# [Instructions to follow]
Transcribe the whole listing below without changing a word, but leave out every image.
===== Data supplied
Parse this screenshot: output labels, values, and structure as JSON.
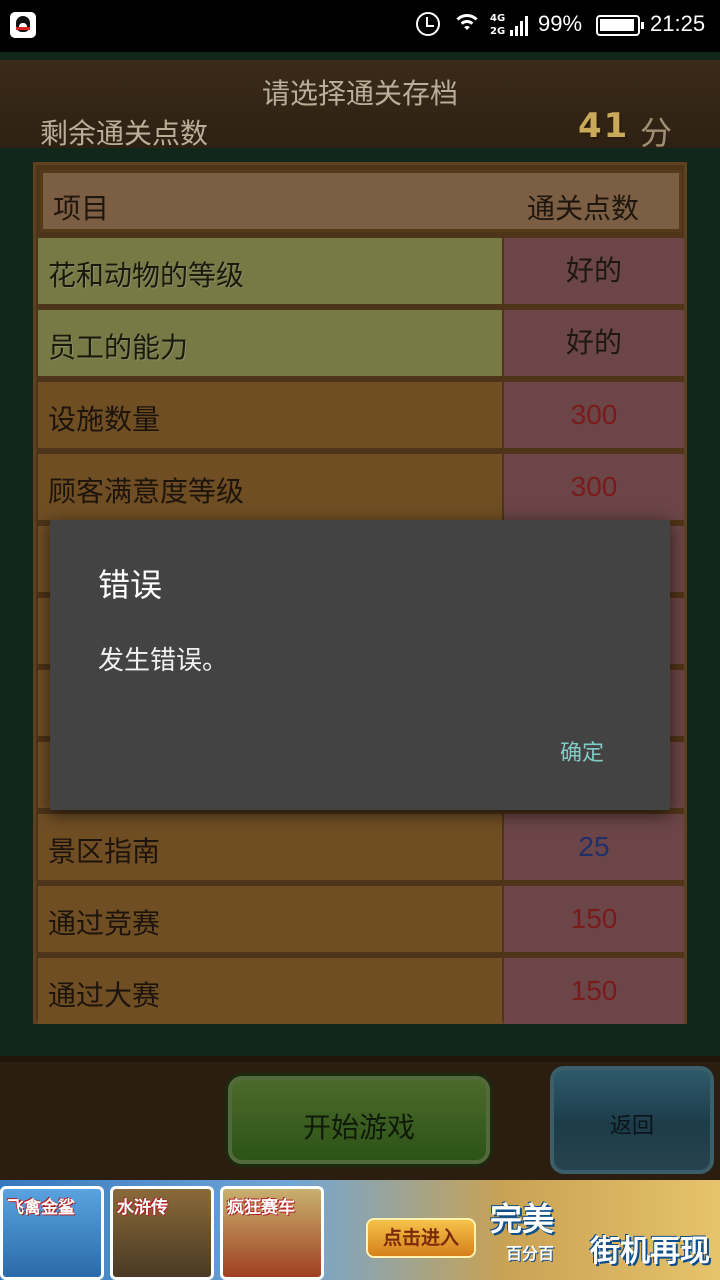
{
  "status_bar": {
    "app_icon": "qq-icon",
    "icons": [
      "alarm-icon",
      "wifi-icon",
      "signal-icon",
      "battery-icon"
    ],
    "network": [
      "4G",
      "2G"
    ],
    "battery": "99%",
    "time": "21:25"
  },
  "header": {
    "title": "请选择通关存档",
    "points_label": "剩余通关点数",
    "points_value": "41",
    "points_unit": "分"
  },
  "table": {
    "columns": [
      "项目",
      "通关点数"
    ],
    "rows": [
      {
        "name": "花和动物的等级",
        "value": "好的",
        "style": "good",
        "highlight": true
      },
      {
        "name": "员工的能力",
        "value": "好的",
        "style": "good",
        "highlight": true
      },
      {
        "name": "设施数量",
        "value": "300",
        "style": "red",
        "highlight": false
      },
      {
        "name": "顾客满意度等级",
        "value": "300",
        "style": "red",
        "highlight": false
      },
      {
        "name": "",
        "value": "",
        "style": "red",
        "highlight": false
      },
      {
        "name": "",
        "value": "",
        "style": "red",
        "highlight": false
      },
      {
        "name": "",
        "value": "",
        "style": "red",
        "highlight": false
      },
      {
        "name": "",
        "value": "",
        "style": "red",
        "highlight": false
      },
      {
        "name": "景区指南",
        "value": "25",
        "style": "blue",
        "highlight": false
      },
      {
        "name": "通过竞赛",
        "value": "150",
        "style": "red",
        "highlight": false
      },
      {
        "name": "通过大赛",
        "value": "150",
        "style": "red",
        "highlight": false
      }
    ]
  },
  "buttons": {
    "start": "开始游戏",
    "back": "返回"
  },
  "ad": {
    "cards": [
      "飞禽金鲨",
      "水浒传",
      "疯狂赛车"
    ],
    "cta": "点击进入",
    "slogan_1": "完美",
    "slogan_2": "百分百",
    "slogan_3": "街机再现"
  },
  "dialog": {
    "title": "错误",
    "message": "发生错误。",
    "ok": "确定"
  },
  "colors": {
    "dialog_bg": "#434343",
    "dialog_button": "#80cbc4",
    "value_red": "#7b1a1a",
    "value_blue": "#1f2f6a"
  }
}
==========
# [Output of the task]
Parse this screenshot: output labels, values, and structure as JSON.
{
  "status_bar": {
    "app_icon": "qq-icon",
    "icons": [
      "alarm-icon",
      "wifi-icon",
      "signal-icon",
      "battery-icon"
    ],
    "network": [
      "4G",
      "2G"
    ],
    "battery": "99%",
    "time": "21:25"
  },
  "header": {
    "title": "请选择通关存档",
    "points_label": "剩余通关点数",
    "points_value": "41",
    "points_unit": "分"
  },
  "table": {
    "columns": [
      "项目",
      "通关点数"
    ],
    "rows": [
      {
        "name": "花和动物的等级",
        "value": "好的",
        "style": "good",
        "highlight": true
      },
      {
        "name": "员工的能力",
        "value": "好的",
        "style": "good",
        "highlight": true
      },
      {
        "name": "设施数量",
        "value": "300",
        "style": "red",
        "highlight": false
      },
      {
        "name": "顾客满意度等级",
        "value": "300",
        "style": "red",
        "highlight": false
      },
      {
        "name": "",
        "value": "",
        "style": "red",
        "highlight": false
      },
      {
        "name": "",
        "value": "",
        "style": "red",
        "highlight": false
      },
      {
        "name": "",
        "value": "",
        "style": "red",
        "highlight": false
      },
      {
        "name": "",
        "value": "",
        "style": "red",
        "highlight": false
      },
      {
        "name": "景区指南",
        "value": "25",
        "style": "blue",
        "highlight": false
      },
      {
        "name": "通过竞赛",
        "value": "150",
        "style": "red",
        "highlight": false
      },
      {
        "name": "通过大赛",
        "value": "150",
        "style": "red",
        "highlight": false
      }
    ]
  },
  "buttons": {
    "start": "开始游戏",
    "back": "返回"
  },
  "ad": {
    "cards": [
      "飞禽金鲨",
      "水浒传",
      "疯狂赛车"
    ],
    "cta": "点击进入",
    "slogan_1": "完美",
    "slogan_2": "百分百",
    "slogan_3": "街机再现"
  },
  "dialog": {
    "title": "错误",
    "message": "发生错误。",
    "ok": "确定"
  },
  "colors": {
    "dialog_bg": "#434343",
    "dialog_button": "#80cbc4",
    "value_red": "#7b1a1a",
    "value_blue": "#1f2f6a"
  }
}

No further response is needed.